Exercise |
Go through the material below and report how many lines contain "obat". Give only the number.

-- start of Raw data --

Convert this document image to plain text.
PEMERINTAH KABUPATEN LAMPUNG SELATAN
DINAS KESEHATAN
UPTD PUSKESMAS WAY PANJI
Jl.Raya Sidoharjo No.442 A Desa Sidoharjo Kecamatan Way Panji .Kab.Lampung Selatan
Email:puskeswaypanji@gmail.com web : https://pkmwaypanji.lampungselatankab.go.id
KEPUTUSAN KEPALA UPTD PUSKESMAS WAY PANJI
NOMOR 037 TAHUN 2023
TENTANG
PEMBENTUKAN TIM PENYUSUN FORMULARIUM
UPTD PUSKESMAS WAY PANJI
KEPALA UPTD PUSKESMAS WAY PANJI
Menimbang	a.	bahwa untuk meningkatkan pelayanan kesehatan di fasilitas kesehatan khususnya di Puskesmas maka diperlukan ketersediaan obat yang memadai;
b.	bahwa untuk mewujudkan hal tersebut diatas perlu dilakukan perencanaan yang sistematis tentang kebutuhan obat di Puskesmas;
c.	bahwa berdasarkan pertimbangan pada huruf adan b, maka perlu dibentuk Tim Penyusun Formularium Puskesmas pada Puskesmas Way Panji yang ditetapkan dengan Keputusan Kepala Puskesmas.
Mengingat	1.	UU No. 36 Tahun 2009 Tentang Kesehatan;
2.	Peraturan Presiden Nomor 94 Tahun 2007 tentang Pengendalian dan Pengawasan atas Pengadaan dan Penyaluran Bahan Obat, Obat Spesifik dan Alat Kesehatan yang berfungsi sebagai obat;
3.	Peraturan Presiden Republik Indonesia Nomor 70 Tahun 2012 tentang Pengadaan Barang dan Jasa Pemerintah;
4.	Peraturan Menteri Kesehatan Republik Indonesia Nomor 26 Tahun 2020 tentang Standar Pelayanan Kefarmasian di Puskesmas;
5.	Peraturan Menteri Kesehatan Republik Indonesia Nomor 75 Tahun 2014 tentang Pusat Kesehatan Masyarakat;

-- end of Raw data --

Result of this task |
3